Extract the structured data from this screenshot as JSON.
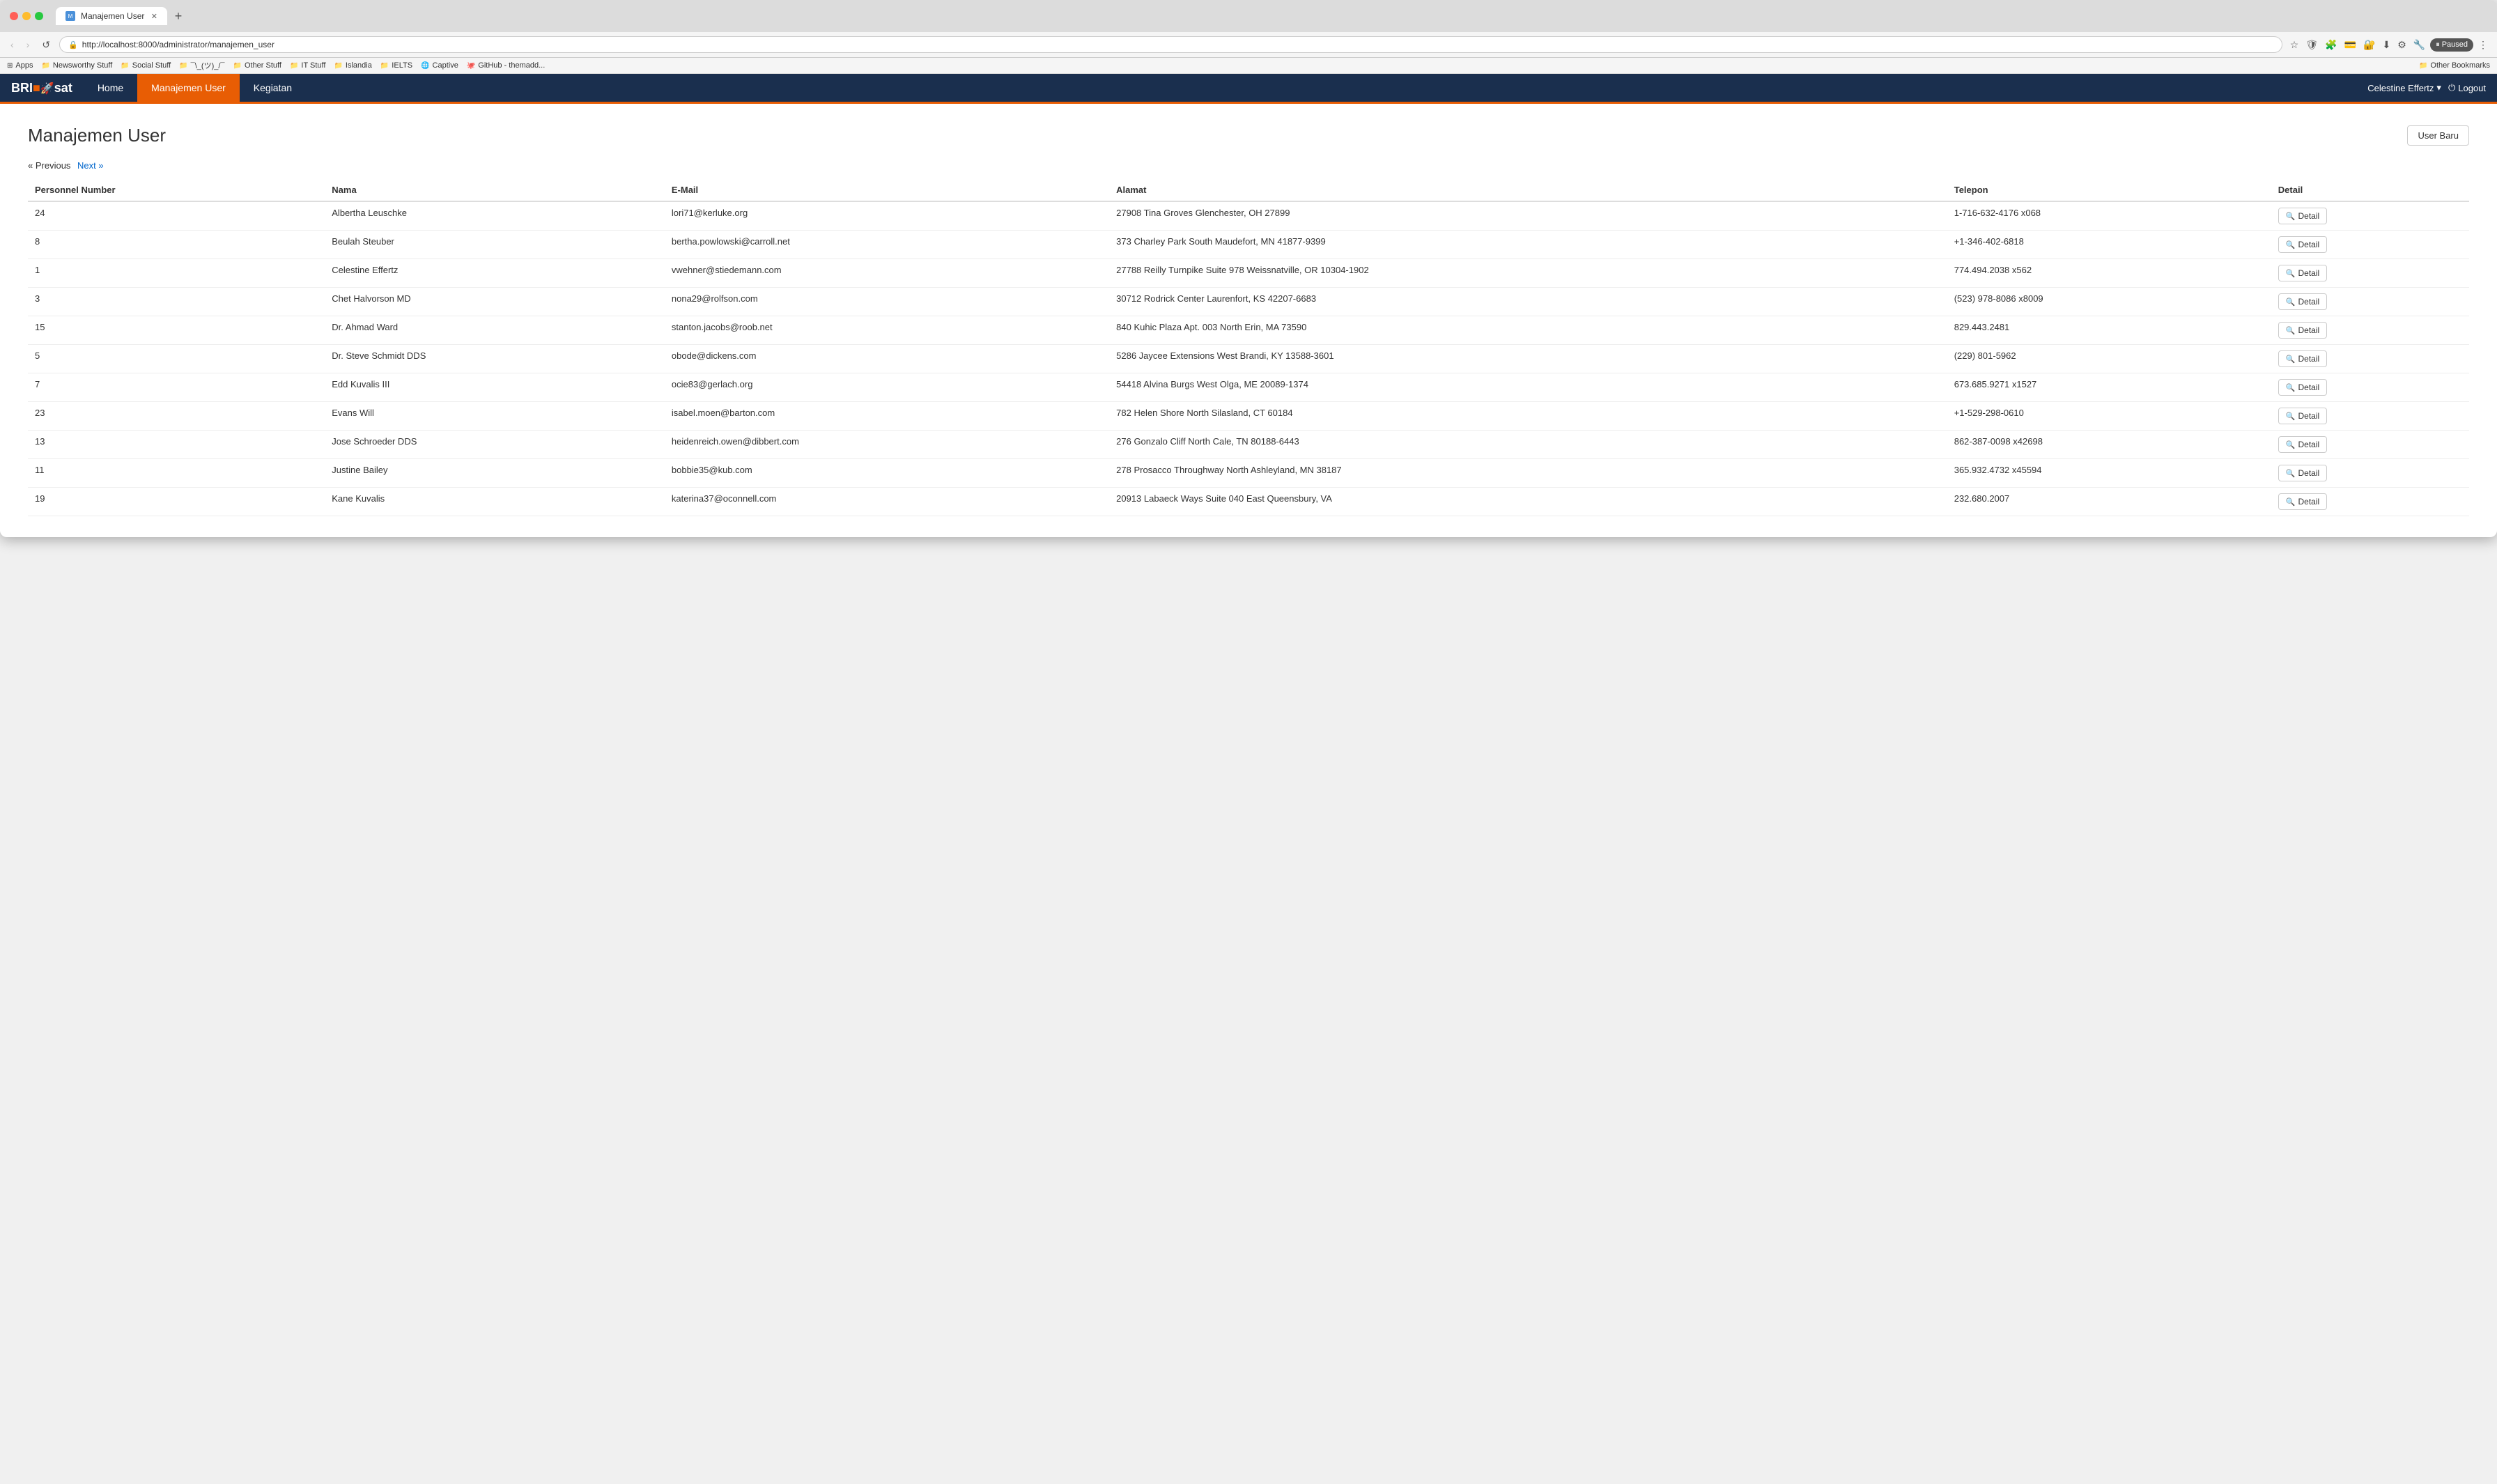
{
  "browser": {
    "tab_title": "Manajemen User",
    "url": "http://localhost:8000/administrator/manajemen_user",
    "new_tab_label": "+",
    "nav_back": "‹",
    "nav_forward": "›",
    "nav_refresh": "↺",
    "paused_label": "Paused",
    "bookmarks": [
      {
        "label": "Apps",
        "icon": "⊞"
      },
      {
        "label": "Newsworthy Stuff",
        "icon": "📁"
      },
      {
        "label": "Social Stuff",
        "icon": "📁"
      },
      {
        "label": "¯\\_(ツ)_/¯",
        "icon": "📁"
      },
      {
        "label": "Other Stuff",
        "icon": "📁"
      },
      {
        "label": "IT Stuff",
        "icon": "📁"
      },
      {
        "label": "Islandia",
        "icon": "📁"
      },
      {
        "label": "IELTS",
        "icon": "📁"
      },
      {
        "label": "Captive",
        "icon": "🌐"
      },
      {
        "label": "GitHub - themadd...",
        "icon": "🐙"
      }
    ],
    "other_bookmarks": "Other Bookmarks"
  },
  "nav": {
    "brand": "BRI",
    "brand_sub": "sat",
    "home_label": "Home",
    "manajemen_label": "Manajemen User",
    "kegiatan_label": "Kegiatan",
    "user_label": "Celestine Effertz",
    "logout_label": "Logout"
  },
  "page": {
    "title": "Manajemen User",
    "user_baru_label": "User Baru",
    "prev_label": "« Previous",
    "next_label": "Next »",
    "columns": {
      "personnel_number": "Personnel Number",
      "nama": "Nama",
      "email": "E-Mail",
      "alamat": "Alamat",
      "telepon": "Telepon",
      "detail": "Detail"
    },
    "detail_btn": "Detail",
    "rows": [
      {
        "id": 24,
        "nama": "Albertha Leuschke",
        "email": "lori71@kerluke.org",
        "alamat": "27908 Tina Groves Glenchester, OH 27899",
        "telepon": "1-716-632-4176 x068"
      },
      {
        "id": 8,
        "nama": "Beulah Steuber",
        "email": "bertha.powlowski@carroll.net",
        "alamat": "373 Charley Park South Maudefort, MN 41877-9399",
        "telepon": "+1-346-402-6818"
      },
      {
        "id": 1,
        "nama": "Celestine Effertz",
        "email": "vwehner@stiedemann.com",
        "alamat": "27788 Reilly Turnpike Suite 978 Weissnatville, OR 10304-1902",
        "telepon": "774.494.2038 x562"
      },
      {
        "id": 3,
        "nama": "Chet Halvorson MD",
        "email": "nona29@rolfson.com",
        "alamat": "30712 Rodrick Center Laurenfort, KS 42207-6683",
        "telepon": "(523) 978-8086 x8009"
      },
      {
        "id": 15,
        "nama": "Dr. Ahmad Ward",
        "email": "stanton.jacobs@roob.net",
        "alamat": "840 Kuhic Plaza Apt. 003 North Erin, MA 73590",
        "telepon": "829.443.2481"
      },
      {
        "id": 5,
        "nama": "Dr. Steve Schmidt DDS",
        "email": "obode@dickens.com",
        "alamat": "5286 Jaycee Extensions West Brandi, KY 13588-3601",
        "telepon": "(229) 801-5962"
      },
      {
        "id": 7,
        "nama": "Edd Kuvalis III",
        "email": "ocie83@gerlach.org",
        "alamat": "54418 Alvina Burgs West Olga, ME 20089-1374",
        "telepon": "673.685.9271 x1527"
      },
      {
        "id": 23,
        "nama": "Evans Will",
        "email": "isabel.moen@barton.com",
        "alamat": "782 Helen Shore North Silasland, CT 60184",
        "telepon": "+1-529-298-0610"
      },
      {
        "id": 13,
        "nama": "Jose Schroeder DDS",
        "email": "heidenreich.owen@dibbert.com",
        "alamat": "276 Gonzalo Cliff North Cale, TN 80188-6443",
        "telepon": "862-387-0098 x42698"
      },
      {
        "id": 11,
        "nama": "Justine Bailey",
        "email": "bobbie35@kub.com",
        "alamat": "278 Prosacco Throughway North Ashleyland, MN 38187",
        "telepon": "365.932.4732 x45594"
      },
      {
        "id": 19,
        "nama": "Kane Kuvalis",
        "email": "katerina37@oconnell.com",
        "alamat": "20913 Labaeck Ways Suite 040 East Queensbury, VA",
        "telepon": "232.680.2007"
      }
    ]
  }
}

■ The exercise: Pull out all lines containing the word "Effertz" from the entries above.

■ Solution to this problem:
    "user_label": "Celestine Effertz",
        "nama": "Celestine Effertz",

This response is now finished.